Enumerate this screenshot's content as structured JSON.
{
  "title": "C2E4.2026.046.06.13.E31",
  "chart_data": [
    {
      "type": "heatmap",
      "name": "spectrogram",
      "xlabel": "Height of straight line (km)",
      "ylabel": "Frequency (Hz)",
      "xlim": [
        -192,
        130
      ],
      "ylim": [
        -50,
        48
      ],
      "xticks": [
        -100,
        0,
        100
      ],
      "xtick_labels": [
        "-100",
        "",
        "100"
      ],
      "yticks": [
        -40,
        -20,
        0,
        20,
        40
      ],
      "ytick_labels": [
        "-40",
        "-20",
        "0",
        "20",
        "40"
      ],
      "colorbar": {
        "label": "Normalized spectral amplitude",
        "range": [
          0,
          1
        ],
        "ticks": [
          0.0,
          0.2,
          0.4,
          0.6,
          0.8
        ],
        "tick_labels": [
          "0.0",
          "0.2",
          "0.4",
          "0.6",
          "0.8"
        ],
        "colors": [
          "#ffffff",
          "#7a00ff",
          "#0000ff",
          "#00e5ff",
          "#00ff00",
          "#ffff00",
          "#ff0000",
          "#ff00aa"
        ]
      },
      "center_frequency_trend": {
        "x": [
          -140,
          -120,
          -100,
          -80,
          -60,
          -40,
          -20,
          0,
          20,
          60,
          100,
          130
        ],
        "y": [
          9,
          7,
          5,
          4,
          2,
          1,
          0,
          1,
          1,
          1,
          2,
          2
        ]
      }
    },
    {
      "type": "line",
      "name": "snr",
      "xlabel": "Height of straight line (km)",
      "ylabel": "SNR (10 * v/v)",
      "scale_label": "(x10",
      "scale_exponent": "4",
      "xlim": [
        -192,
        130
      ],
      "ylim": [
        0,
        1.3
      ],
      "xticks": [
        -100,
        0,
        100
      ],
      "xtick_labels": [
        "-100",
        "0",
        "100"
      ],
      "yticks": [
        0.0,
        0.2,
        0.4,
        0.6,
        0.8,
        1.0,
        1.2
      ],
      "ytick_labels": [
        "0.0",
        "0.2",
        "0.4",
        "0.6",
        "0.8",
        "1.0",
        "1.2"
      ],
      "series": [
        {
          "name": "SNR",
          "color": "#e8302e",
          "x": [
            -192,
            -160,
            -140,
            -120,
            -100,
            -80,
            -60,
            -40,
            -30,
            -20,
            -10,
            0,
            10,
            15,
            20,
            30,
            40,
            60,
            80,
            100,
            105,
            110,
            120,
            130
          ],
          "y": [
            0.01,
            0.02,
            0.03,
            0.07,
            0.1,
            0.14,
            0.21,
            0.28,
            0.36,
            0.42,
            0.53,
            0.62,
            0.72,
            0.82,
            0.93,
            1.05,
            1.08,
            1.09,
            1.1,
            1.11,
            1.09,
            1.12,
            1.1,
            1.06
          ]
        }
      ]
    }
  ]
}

━━━

WHAT THE EXERCISE ASKS: Reproduce the material above exactly; please quote every line of it.

SOLUTION:
Enumerate this screenshot's content as structured JSON.
{
  "title": "C2E4.2026.046.06.13.E31",
  "chart_data": [
    {
      "type": "heatmap",
      "name": "spectrogram",
      "xlabel": "Height of straight line (km)",
      "ylabel": "Frequency (Hz)",
      "xlim": [
        -192,
        130
      ],
      "ylim": [
        -50,
        48
      ],
      "xticks": [
        -100,
        0,
        100
      ],
      "xtick_labels": [
        "-100",
        "",
        "100"
      ],
      "yticks": [
        -40,
        -20,
        0,
        20,
        40
      ],
      "ytick_labels": [
        "-40",
        "-20",
        "0",
        "20",
        "40"
      ],
      "colorbar": {
        "label": "Normalized spectral amplitude",
        "range": [
          0,
          1
        ],
        "ticks": [
          0.0,
          0.2,
          0.4,
          0.6,
          0.8
        ],
        "tick_labels": [
          "0.0",
          "0.2",
          "0.4",
          "0.6",
          "0.8"
        ],
        "colors": [
          "#ffffff",
          "#7a00ff",
          "#0000ff",
          "#00e5ff",
          "#00ff00",
          "#ffff00",
          "#ff0000",
          "#ff00aa"
        ]
      },
      "center_frequency_trend": {
        "x": [
          -140,
          -120,
          -100,
          -80,
          -60,
          -40,
          -20,
          0,
          20,
          60,
          100,
          130
        ],
        "y": [
          9,
          7,
          5,
          4,
          2,
          1,
          0,
          1,
          1,
          1,
          2,
          2
        ]
      }
    },
    {
      "type": "line",
      "name": "snr",
      "xlabel": "Height of straight line (km)",
      "ylabel": "SNR (10 * v/v)",
      "scale_label": "(x10",
      "scale_exponent": "4",
      "xlim": [
        -192,
        130
      ],
      "ylim": [
        0,
        1.3
      ],
      "xticks": [
        -100,
        0,
        100
      ],
      "xtick_labels": [
        "-100",
        "0",
        "100"
      ],
      "yticks": [
        0.0,
        0.2,
        0.4,
        0.6,
        0.8,
        1.0,
        1.2
      ],
      "ytick_labels": [
        "0.0",
        "0.2",
        "0.4",
        "0.6",
        "0.8",
        "1.0",
        "1.2"
      ],
      "series": [
        {
          "name": "SNR",
          "color": "#e8302e",
          "x": [
            -192,
            -160,
            -140,
            -120,
            -100,
            -80,
            -60,
            -40,
            -30,
            -20,
            -10,
            0,
            10,
            15,
            20,
            30,
            40,
            60,
            80,
            100,
            105,
            110,
            120,
            130
          ],
          "y": [
            0.01,
            0.02,
            0.03,
            0.07,
            0.1,
            0.14,
            0.21,
            0.28,
            0.36,
            0.42,
            0.53,
            0.62,
            0.72,
            0.82,
            0.93,
            1.05,
            1.08,
            1.09,
            1.1,
            1.11,
            1.09,
            1.12,
            1.1,
            1.06
          ]
        }
      ]
    }
  ]
}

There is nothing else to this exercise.